THE TASK:
Transcribe all the records with complete accuracy.
>>>>>
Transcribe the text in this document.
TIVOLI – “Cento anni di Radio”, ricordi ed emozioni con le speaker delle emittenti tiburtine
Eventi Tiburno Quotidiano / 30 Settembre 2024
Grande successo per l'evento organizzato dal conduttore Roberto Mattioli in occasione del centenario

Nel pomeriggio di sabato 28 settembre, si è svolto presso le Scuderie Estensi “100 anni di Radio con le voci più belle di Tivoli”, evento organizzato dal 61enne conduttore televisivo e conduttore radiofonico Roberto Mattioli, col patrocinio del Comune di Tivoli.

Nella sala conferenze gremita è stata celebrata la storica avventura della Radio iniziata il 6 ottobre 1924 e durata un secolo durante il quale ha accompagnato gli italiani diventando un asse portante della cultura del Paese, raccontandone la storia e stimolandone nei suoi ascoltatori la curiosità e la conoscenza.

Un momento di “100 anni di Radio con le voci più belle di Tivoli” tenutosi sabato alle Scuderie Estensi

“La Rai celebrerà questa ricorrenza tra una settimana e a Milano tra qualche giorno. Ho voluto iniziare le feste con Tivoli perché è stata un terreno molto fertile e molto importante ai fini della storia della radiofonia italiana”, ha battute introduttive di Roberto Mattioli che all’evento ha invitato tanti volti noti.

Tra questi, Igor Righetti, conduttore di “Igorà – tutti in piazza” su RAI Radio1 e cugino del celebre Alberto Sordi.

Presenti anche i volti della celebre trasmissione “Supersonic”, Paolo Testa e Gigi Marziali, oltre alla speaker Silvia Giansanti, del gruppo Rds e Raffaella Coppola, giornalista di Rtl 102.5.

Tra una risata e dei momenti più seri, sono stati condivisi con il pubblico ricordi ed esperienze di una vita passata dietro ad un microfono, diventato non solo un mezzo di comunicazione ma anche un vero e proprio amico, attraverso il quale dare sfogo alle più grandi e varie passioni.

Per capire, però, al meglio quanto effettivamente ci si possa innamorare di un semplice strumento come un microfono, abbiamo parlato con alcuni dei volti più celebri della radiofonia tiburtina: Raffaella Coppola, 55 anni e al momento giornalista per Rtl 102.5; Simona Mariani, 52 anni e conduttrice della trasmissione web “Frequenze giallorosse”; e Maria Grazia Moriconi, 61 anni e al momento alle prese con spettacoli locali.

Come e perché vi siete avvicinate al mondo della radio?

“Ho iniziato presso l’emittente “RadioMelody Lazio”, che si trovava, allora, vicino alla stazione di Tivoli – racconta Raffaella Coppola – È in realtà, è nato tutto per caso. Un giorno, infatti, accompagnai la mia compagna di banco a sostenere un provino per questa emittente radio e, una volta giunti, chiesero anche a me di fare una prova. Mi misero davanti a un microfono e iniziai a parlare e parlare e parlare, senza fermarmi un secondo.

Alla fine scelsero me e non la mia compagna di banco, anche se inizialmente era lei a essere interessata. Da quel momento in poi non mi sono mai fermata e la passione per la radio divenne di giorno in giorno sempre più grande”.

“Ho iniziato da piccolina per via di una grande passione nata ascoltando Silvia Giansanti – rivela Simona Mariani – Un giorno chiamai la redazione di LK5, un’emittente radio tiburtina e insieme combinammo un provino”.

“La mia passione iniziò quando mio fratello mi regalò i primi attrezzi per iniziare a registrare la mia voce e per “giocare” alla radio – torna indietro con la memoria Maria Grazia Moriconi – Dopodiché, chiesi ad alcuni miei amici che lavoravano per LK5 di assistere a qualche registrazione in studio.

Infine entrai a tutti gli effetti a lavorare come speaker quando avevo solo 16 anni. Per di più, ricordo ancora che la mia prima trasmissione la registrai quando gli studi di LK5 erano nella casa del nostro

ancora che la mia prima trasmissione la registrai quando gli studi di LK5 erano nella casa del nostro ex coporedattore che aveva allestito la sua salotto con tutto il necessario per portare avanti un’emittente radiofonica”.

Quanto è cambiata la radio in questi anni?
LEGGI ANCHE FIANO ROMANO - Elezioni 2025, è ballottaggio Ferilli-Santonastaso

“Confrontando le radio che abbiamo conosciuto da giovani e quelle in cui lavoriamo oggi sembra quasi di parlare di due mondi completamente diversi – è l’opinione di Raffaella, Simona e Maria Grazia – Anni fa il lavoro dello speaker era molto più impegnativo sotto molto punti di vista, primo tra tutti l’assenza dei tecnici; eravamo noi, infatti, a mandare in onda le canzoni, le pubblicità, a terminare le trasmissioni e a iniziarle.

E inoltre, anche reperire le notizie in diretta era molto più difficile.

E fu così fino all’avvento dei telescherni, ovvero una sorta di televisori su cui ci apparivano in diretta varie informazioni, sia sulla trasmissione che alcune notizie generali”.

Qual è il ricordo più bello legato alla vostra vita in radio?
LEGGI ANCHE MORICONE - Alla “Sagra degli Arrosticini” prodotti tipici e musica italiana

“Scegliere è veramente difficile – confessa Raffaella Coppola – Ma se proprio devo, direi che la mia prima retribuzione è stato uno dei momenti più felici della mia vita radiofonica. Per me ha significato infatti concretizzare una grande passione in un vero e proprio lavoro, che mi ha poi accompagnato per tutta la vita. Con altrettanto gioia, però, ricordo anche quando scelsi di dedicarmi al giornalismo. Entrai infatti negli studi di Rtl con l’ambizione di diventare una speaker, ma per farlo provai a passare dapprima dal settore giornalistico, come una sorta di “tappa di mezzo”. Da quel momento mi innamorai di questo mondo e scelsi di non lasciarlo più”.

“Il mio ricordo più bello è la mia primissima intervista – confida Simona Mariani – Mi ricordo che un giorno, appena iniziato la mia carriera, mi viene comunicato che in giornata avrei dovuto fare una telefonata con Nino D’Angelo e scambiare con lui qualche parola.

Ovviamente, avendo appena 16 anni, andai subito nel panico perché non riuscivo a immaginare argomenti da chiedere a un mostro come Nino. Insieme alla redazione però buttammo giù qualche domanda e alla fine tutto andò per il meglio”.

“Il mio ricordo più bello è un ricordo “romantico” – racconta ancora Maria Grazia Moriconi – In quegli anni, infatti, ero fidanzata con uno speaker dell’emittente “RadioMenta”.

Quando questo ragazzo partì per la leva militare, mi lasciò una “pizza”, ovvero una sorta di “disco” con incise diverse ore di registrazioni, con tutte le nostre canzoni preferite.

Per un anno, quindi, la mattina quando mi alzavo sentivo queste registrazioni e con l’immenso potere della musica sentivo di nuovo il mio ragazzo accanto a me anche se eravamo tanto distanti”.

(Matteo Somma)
<<<<<
SOLUTION:
Transcribe the text in this document.
TIVOLI – “Cento anni di Radio”, ricordi ed emozioni con le speaker delle emittenti tiburtine
Eventi Tiburno Quotidiano / 30 Settembre 2024
Grande successo per l'evento organizzato dal conduttore Roberto Mattioli in occasione del centenario

Nel pomeriggio di sabato 28 settembre, si è svolto presso le Scuderie Estensi “100 anni di Radio con le voci più belle di Tivoli”, evento organizzato dal 61enne conduttore televisivo e conduttore radiofonico Roberto Mattioli, col patrocinio del Comune di Tivoli.

Nella sala conferenze gremita è stata celebrata la storica avventura della Radio iniziata il 6 ottobre 1924 e durata un secolo durante il quale ha accompagnato gli italiani diventando un asse portante della cultura del Paese, raccontandone la storia e stimolandone nei suoi ascoltatori la curiosità e la conoscenza.

Un momento di “100 anni di Radio con le voci più belle di Tivoli” tenutosi sabato alle Scuderie Estensi

“La Rai celebrerà questa ricorrenza tra una settimana e a Milano tra qualche giorno. Ho voluto iniziare le feste con Tivoli perché è stata un terreno molto fertile e molto importante ai fini della storia della radiofonia italiana”, ha battute introduttive di Roberto Mattioli che all’evento ha invitato tanti volti noti.

Tra questi, Igor Righetti, conduttore di “Igorà – tutti in piazza” su RAI Radio1 e cugino del celebre Alberto Sordi.

Presenti anche i volti della celebre trasmissione “Supersonic”, Paolo Testa e Gigi Marziali, oltre alla speaker Silvia Giansanti, del gruppo Rds e Raffaella Coppola, giornalista di Rtl 102.5.

Tra una risata e dei momenti più seri, sono stati condivisi con il pubblico ricordi ed esperienze di una vita passata dietro ad un microfono, diventato non solo un mezzo di comunicazione ma anche un vero e proprio amico, attraverso il quale dare sfogo alle più grandi e varie passioni.

Per capire, però, al meglio quanto effettivamente ci si possa innamorare di un semplice strumento come un microfono, abbiamo parlato con alcuni dei volti più celebri della radiofonia tiburtina: Raffaella Coppola, 55 anni e al momento giornalista per Rtl 102.5; Simona Mariani, 52 anni e conduttrice della trasmissione web “Frequenze giallorosse”; e Maria Grazia Moriconi, 61 anni e al momento alle prese con spettacoli locali.

Come e perché vi siete avvicinate al mondo della radio?

“Ho iniziato presso l’emittente “RadioMelody Lazio”, che si trovava, allora, vicino alla stazione di Tivoli – racconta Raffaella Coppola – È in realtà, è nato tutto per caso. Un giorno, infatti, accompagnai la mia compagna di banco a sostenere un provino per questa emittente radio e, una volta giunti, chiesero anche a me di fare una prova. Mi misero davanti a un microfono e iniziai a parlare e parlare e parlare, senza fermarmi un secondo.

Alla fine scelsero me e non la mia compagna di banco, anche se inizialmente era lei a essere interessata. Da quel momento in poi non mi sono mai fermata e la passione per la radio divenne di giorno in giorno sempre più grande”.

“Ho iniziato da piccolina per via di una grande passione nata ascoltando Silvia Giansanti – rivela Simona Mariani – Un giorno chiamai la redazione di LK5, un’emittente radio tiburtina e insieme combinammo un provino”.

“La mia passione iniziò quando mio fratello mi regalò i primi attrezzi per iniziare a registrare la mia voce e per “giocare” alla radio – torna indietro con la memoria Maria Grazia Moriconi – Dopodiché, chiesi ad alcuni miei amici che lavoravano per LK5 di assistere a qualche registrazione in studio.

Infine entrai a tutti gli effetti a lavorare come speaker quando avevo solo 16 anni. Per di più, ricordo ancora che la mia prima trasmissione la registrai quando gli studi di LK5 erano nella casa del nostro

ancora che la mia prima trasmissione la registrai quando gli studi di LK5 erano nella casa del nostro ex coporedattore che aveva allestito la sua salotto con tutto il necessario per portare avanti un’emittente radiofonica”.

Quanto è cambiata la radio in questi anni?
LEGGI ANCHE FIANO ROMANO - Elezioni 2025, è ballottaggio Ferilli-Santonastaso

“Confrontando le radio che abbiamo conosciuto da giovani e quelle in cui lavoriamo oggi sembra quasi di parlare di due mondi completamente diversi – è l’opinione di Raffaella, Simona e Maria Grazia – Anni fa il lavoro dello speaker era molto più impegnativo sotto molto punti di vista, primo tra tutti l’assenza dei tecnici; eravamo noi, infatti, a mandare in onda le canzoni, le pubblicità, a terminare le trasmissioni e a iniziarle.

E inoltre, anche reperire le notizie in diretta era molto più difficile.

E fu così fino all’avvento dei telescherni, ovvero una sorta di televisori su cui ci apparivano in diretta varie informazioni, sia sulla trasmissione che alcune notizie generali”.

Qual è il ricordo più bello legato alla vostra vita in radio?
LEGGI ANCHE MORICONE - Alla “Sagra degli Arrosticini” prodotti tipici e musica italiana

“Scegliere è veramente difficile – confessa Raffaella Coppola – Ma se proprio devo, direi che la mia prima retribuzione è stato uno dei momenti più felici della mia vita radiofonica. Per me ha significato infatti concretizzare una grande passione in un vero e proprio lavoro, che mi ha poi accompagnato per tutta la vita. Con altrettanto gioia, però, ricordo anche quando scelsi di dedicarmi al giornalismo. Entrai infatti negli studi di Rtl con l’ambizione di diventare una speaker, ma per farlo provai a passare dapprima dal settore giornalistico, come una sorta di “tappa di mezzo”. Da quel momento mi innamorai di questo mondo e scelsi di non lasciarlo più”.

“Il mio ricordo più bello è la mia primissima intervista – confida Simona Mariani – Mi ricordo che un giorno, appena iniziato la mia carriera, mi viene comunicato che in giornata avrei dovuto fare una telefonata con Nino D’Angelo e scambiare con lui qualche parola.

Ovviamente, avendo appena 16 anni, andai subito nel panico perché non riuscivo a immaginare argomenti da chiedere a un mostro come Nino. Insieme alla redazione però buttammo giù qualche domanda e alla fine tutto andò per il meglio”.

“Il mio ricordo più bello è un ricordo “romantico” – racconta ancora Maria Grazia Moriconi – In quegli anni, infatti, ero fidanzata con uno speaker dell’emittente “RadioMenta”.

Quando questo ragazzo partì per la leva militare, mi lasciò una “pizza”, ovvero una sorta di “disco” con incise diverse ore di registrazioni, con tutte le nostre canzoni preferite.

Per un anno, quindi, la mattina quando mi alzavo sentivo queste registrazioni e con l’immenso potere della musica sentivo di nuovo il mio ragazzo accanto a me anche se eravamo tanto distanti”.

(Matteo Somma)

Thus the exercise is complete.